_TEXT SECTION_:
--

Exponentiation falls out naturally:

power <- function(m) function(n) n(m)

to_int(power(two)(three))   # 2^3 = 8
#> [1] 8
to_int(power(three)(two))   # 3^2 = 9
#> [1] 9

power(m)(n) applies m (itself a function-repeater) n times. Two applied three times: 2^3. Sit with this one. The operation that felt most abstract – exponentiation – has the shortest definition, because “applying a function-repeater repeatedly” is what exponentiation means. But building numbers up is only half the story. Can we inspect them? Can we ask whether a numeral is zero?

The test is short:

is_zero <- function(n) n(function(x) ch_false)(ch_true)

is_zero(zero)("yes")("no")
#> [1] "yes"
is_zero(three)("yes")("no")
#> [1] "no"

zero ignores f and returns x, so it returns ch_true. Any nonzero numeral applies f at least once, and since f always returns ch_false, a single application replaces ch_true with ch_false.

We can also convert R integers to Church numerals:

from_int <- function(n) {
  result <- zero
  for (i in seq_len(n)) result <- succ(result)
  result
}

to_int(from_int(5))
# [1] 5
to_int(add(from_int(3))(from_int(4)))
# [1] 7

Exercises

Compute mult(from_int(4))(from_int(5)) and convert back to an integer.
What does power(from_int(2))(from_int(10)) give? (This is 2^10 built from nothing but nested function calls.)
The predecessor function (subtracting one) is famously tricky in Church encoding. Look it up, implement it in R, and test it. This was hard enough that Church himself struggled with it; his student Kleene figured it out, reportedly while getting anesthesia at the dentist.

30.4 Church pairs and lists

A pair is a container that holds two values. In Church encoding, a pair is a function that takes a selector and applies it to both values:

pair <- function(a) function(b) function(f) f(a)(b)
fst  <- function(p) p(function(a) function(b) a)
snd  <- function(p) p(function(a) function(b) b)

pair(a)(b) stores a and b inside a closure, and fst and snd extract them by passing the appropriate selector (which, if you look closely, is just ch_true and ch_false again):

p <- pair("hello")("world")
fst(p)
#> [1] "hello"
snd(p)
#> [1] "world"

From pairs, you can build linked lists. A list is either empty (nil) or a pair of a head and a tail:

nil     <- function(f) function(x) x   # same shape as zero
is_nil  <- function(l) l(function(h) function(t) function(x) ch_false)(ch_true)
cons    <- function(h) function(t) pair(h)(t)
head_of <- function(l) fst(l)
tail_of <- function(l) snd(l)

How does is_nil work? Recall that a Church-encoded pair pair(a)(b) takes a selector f and returns f(a)(b). We pass a selector that ignores both arguments and returns ch_false, then pass ch_true as the default. If l is nil, it behaves like zero: ignores the selector and returns the default (ch_true). If l is a cons cell, the selector runs, ignoring head and tail, returning ch_false. The structure of the data does the dispatching.

Build a list and walk it:

my_list <- cons("a")(cons("b")(cons("c")(nil)))

head_of(my_list)
# [1] "a"
head_of(tail_of(my_list))

--

_Source data_:

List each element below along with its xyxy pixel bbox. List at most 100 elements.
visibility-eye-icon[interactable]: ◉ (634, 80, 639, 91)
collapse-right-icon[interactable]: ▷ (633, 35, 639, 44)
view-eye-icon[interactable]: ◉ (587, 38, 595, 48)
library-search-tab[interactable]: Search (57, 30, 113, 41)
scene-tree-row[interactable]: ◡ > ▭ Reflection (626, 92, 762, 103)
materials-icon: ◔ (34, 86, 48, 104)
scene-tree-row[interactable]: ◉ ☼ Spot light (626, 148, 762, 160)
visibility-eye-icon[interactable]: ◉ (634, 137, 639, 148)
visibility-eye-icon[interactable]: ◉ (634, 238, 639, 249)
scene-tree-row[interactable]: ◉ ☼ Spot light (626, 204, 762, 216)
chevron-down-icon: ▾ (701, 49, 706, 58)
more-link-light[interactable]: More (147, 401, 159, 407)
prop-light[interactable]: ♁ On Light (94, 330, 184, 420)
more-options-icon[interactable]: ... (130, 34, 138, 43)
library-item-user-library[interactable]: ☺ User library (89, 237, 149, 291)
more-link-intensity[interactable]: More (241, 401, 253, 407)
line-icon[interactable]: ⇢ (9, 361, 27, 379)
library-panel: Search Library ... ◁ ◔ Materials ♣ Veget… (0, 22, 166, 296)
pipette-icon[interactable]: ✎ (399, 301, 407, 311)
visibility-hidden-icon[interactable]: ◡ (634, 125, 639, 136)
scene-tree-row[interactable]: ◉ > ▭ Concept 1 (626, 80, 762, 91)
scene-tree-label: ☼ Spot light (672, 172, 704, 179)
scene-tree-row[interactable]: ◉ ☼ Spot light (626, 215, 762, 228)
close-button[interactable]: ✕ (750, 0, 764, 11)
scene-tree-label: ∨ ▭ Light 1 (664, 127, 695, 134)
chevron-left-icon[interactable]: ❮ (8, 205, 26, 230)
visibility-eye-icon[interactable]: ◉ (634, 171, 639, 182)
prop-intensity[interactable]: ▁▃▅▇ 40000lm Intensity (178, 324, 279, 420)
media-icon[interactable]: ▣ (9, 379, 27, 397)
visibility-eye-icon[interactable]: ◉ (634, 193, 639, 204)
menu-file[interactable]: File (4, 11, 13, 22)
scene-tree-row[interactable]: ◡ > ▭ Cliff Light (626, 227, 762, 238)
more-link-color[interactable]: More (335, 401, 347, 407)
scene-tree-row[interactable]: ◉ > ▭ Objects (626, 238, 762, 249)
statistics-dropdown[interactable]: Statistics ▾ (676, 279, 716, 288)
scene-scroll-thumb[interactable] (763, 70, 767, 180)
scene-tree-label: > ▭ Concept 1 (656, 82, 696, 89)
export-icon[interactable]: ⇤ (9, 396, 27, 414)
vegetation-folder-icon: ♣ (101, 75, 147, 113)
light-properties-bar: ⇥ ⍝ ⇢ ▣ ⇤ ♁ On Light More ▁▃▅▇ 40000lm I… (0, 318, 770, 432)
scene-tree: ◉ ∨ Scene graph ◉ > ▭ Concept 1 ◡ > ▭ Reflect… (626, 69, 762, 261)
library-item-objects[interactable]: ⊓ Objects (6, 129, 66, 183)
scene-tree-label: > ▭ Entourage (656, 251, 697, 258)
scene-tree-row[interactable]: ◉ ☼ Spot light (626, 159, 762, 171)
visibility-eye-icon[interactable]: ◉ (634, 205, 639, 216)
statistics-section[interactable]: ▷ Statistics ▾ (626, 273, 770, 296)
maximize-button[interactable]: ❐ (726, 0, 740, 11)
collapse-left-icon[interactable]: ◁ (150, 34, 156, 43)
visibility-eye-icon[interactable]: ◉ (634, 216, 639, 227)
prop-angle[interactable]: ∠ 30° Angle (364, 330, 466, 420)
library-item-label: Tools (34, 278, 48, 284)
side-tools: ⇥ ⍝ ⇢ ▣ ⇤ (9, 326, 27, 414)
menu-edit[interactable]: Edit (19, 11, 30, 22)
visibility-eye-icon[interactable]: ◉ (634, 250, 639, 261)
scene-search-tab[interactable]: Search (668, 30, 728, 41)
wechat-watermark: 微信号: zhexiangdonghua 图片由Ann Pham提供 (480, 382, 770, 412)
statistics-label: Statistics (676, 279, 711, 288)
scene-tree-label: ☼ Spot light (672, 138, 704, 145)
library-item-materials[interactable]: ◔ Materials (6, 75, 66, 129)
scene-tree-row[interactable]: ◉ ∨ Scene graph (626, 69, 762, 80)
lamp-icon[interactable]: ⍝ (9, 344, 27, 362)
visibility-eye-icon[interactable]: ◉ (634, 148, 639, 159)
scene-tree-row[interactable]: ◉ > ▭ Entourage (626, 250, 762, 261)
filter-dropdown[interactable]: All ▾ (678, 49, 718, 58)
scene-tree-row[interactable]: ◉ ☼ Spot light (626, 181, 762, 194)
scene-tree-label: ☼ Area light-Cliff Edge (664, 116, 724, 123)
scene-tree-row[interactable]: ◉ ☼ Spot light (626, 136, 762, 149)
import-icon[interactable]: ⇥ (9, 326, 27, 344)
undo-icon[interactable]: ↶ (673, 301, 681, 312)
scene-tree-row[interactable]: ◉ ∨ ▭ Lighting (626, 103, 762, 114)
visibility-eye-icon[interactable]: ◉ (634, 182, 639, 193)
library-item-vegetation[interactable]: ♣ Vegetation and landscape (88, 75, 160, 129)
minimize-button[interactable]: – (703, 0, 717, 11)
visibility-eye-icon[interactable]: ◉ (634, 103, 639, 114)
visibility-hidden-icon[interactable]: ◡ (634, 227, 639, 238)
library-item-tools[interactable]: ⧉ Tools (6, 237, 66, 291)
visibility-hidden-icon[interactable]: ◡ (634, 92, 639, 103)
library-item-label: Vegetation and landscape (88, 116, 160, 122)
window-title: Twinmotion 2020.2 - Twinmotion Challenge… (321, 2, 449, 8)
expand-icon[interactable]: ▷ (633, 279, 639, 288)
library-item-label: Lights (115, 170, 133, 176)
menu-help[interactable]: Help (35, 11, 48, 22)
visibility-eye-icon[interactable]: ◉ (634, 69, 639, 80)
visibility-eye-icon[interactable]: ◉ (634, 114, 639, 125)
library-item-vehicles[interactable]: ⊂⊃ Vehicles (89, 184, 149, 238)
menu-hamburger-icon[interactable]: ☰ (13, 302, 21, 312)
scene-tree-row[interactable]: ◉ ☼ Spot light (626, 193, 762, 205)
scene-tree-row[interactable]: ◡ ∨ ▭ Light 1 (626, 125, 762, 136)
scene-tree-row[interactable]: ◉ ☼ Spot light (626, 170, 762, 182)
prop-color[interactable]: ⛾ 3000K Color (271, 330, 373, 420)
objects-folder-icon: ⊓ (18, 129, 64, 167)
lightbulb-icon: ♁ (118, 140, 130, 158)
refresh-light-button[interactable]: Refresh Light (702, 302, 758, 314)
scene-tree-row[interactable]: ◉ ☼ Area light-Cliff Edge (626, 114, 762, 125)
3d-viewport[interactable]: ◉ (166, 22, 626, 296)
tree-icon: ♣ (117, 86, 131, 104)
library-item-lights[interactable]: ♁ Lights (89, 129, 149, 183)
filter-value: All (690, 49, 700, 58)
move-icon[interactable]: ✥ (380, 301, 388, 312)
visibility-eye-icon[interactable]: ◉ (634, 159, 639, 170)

--

_PROBLEM DETAILS_: Please proceed with the text on Church encoding in R, continuing on from its last line.

_RESULT OF THE EXERCISE_:
# [1] "b"
head_of(tail_of(tail_of(my_list)))
# [1] "c"

Three nested function calls, and you have a linked list. No vectors, no list(), no memory allocation beyond closures. But one thing is still missing: none of these structures can refer to themselves.

Exercises

Write a length_of function that counts the elements in a Church-encoded list. Use to_int and Church numerals, or use R’s integers for simplicity.
Write map_list that applies a function to every element of a Church list and returns a new Church list.
Implement reverse_list. (Hint: fold from the left, consing onto an accumulator that starts as nil.)

30.5 The Z combinator

In Chapter 22, we previewed fixed-point combinators. Now the full construction.

A recursive function refers to itself by name, but in lambda calculus, there are no names. There is no <-. So how do you define factorial? You need a way to express recursion using only anonymous functions.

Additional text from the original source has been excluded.